[EXCERPTED TEXT Boundary: Start]

While the camp is located out in the middle of nowhere and lacks standard power and communication, the Caldwells have an apartment in the town of Acuitzio del Canje, where they lived before the camp was habitable. This is where we did most of our work, because there we can plug in our laptops and get Internet access (albeit slowly compared to home). Using the money we raised, we had purchased a laptop and some networking equipment and brought it with us to donate to the ministry. Tyler, Kyle, and I were the computer experts, so one of our projects was to run cables through the apartment to improve their computer network.

With that done, we moved on to a bigger project, in which we attempted to get internet access at the camp. This would allow the Caldwells to have more direct communication with the outside world, so they wouldn’t have to drive 45 minutes to the apartment to exchange e-mails. A friend of theirs lives two miles away and gets internet access from Morelia via a microwave antenna on a tower. Our goal was to install another antenna on that tower that would connect to a tower David built at the camp.

After scouting the tower site on our first visit, David, Tyler, and I returned with all the equipment we needed to set up the connection. I was chosen to climb the tower, since I’m not afraid of heights (and I’m already pretty tall). I got my harness on and then climbed the 100 feet to the top, where I clipped myself onto the tower so I could work with both hands. David and Tyler sent up the radio box and the antenna with ropes, and I set to work bolting them to the tower and hooking everything up. I found that working on top of a tower is more difficult than it would be on the ground, due to the limited space and the need to attach everything to the tower somehow, even the nuts, bolts, and tools I used. Two and a half hours later I completed the job and climbed down with a mild sunburn (but not before taking a 360 degree panoramic picture of the view from the top).

[EXCERPTED TEXT Boundary: End]

# TASK LIST:
a) Summarize the excerpt on the camp's internet project in two sentences.
b) In the excerpt on the camp's internet project, how far did the Caldwells have to drive to reach the apartment to exchange e-mails?
c) Set down the passage from the excerpt on the camp's internet project starting at "After scouting the" and ending at "from the top).".

[RECORDS SHOWN Boundary: Start]

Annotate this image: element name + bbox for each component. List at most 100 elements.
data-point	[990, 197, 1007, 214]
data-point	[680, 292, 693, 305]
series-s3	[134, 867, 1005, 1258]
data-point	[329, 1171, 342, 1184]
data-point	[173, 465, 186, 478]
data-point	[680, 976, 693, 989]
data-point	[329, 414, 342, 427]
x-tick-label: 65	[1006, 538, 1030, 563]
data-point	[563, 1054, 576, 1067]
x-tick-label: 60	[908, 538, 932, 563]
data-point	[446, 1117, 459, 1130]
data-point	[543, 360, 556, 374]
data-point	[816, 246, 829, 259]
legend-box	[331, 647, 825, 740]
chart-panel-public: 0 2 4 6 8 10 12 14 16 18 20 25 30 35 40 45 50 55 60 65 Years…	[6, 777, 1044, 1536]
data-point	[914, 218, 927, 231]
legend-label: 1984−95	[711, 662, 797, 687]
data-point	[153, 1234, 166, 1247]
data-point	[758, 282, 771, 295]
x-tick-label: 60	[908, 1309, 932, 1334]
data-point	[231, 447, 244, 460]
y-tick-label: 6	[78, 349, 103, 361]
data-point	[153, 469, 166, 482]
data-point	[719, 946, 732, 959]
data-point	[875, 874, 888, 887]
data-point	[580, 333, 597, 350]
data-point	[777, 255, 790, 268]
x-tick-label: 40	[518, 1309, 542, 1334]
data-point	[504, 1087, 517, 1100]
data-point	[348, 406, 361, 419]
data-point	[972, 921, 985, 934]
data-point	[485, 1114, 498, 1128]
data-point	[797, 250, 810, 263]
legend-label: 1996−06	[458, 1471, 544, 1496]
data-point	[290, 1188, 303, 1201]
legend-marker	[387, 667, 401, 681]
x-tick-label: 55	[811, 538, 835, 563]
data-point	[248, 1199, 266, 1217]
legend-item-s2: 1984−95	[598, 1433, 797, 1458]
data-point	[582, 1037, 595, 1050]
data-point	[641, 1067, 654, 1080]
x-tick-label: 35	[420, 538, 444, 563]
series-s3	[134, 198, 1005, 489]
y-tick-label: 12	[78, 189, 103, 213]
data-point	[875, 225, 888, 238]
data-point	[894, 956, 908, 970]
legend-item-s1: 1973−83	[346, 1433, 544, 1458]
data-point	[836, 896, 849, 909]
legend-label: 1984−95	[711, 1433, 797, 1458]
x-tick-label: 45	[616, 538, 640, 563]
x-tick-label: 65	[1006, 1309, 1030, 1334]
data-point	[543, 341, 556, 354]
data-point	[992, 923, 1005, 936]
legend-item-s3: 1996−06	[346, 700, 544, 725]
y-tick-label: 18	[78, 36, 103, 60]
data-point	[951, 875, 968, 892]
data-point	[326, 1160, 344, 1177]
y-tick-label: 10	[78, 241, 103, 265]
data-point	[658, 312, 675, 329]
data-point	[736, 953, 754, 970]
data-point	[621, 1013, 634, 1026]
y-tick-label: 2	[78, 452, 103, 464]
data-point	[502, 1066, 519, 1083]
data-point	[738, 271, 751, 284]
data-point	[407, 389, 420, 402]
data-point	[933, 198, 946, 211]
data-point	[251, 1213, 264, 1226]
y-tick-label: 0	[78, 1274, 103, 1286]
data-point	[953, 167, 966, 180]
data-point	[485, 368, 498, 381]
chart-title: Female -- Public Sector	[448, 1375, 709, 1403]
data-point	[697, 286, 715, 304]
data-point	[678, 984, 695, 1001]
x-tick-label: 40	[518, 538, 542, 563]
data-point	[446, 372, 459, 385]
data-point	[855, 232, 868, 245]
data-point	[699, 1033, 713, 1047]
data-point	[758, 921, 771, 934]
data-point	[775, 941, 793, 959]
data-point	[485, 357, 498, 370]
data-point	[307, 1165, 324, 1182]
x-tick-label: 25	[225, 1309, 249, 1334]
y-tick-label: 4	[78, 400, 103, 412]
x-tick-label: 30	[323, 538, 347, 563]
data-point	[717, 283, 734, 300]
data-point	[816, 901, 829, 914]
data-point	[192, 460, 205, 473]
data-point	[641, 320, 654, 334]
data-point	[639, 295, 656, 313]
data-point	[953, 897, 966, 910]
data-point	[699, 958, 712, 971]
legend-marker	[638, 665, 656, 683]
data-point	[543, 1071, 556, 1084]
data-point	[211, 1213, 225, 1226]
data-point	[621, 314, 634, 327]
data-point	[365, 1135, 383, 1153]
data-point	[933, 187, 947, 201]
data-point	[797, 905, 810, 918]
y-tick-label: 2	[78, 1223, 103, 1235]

[RECORDS SHOWN Boundary: End]

# ANSWERS TO THIS EXERCISE:
a) The team donated a laptop and networking equipment to the Caldwells and ran cables through their apartment in Acuitzio del Canje to improve its computer network. They then worked to bring internet access to the camp by installing an antenna on a friend's tower two miles away, a job that took two and a half hours at the top of the 100-foot tower.

b) 45 minutes.

c)
After scouting the tower site on our first visit, David, Tyler, and I returned with all the equipment we needed to set up the connection. I was chosen to climb the tower, since I’m not afraid of heights (and I’m already pretty tall). I got my harness on and then climbed the 100 feet to the top, where I clipped myself onto the tower so I could work with both hands. David and Tyler sent up the radio box and the antenna with ropes, and I set to work bolting them to the tower and hooking everything up. I found that working on top of a tower is more difficult than it would be on the ground, due to the limited space and the need to attach everything to the tower somehow, even the nuts, bolts, and tools I used. Two and a half hours later I completed the job and climbed down with a mild sunburn (but not before taking a 360 degree panoramic picture of the view from the top).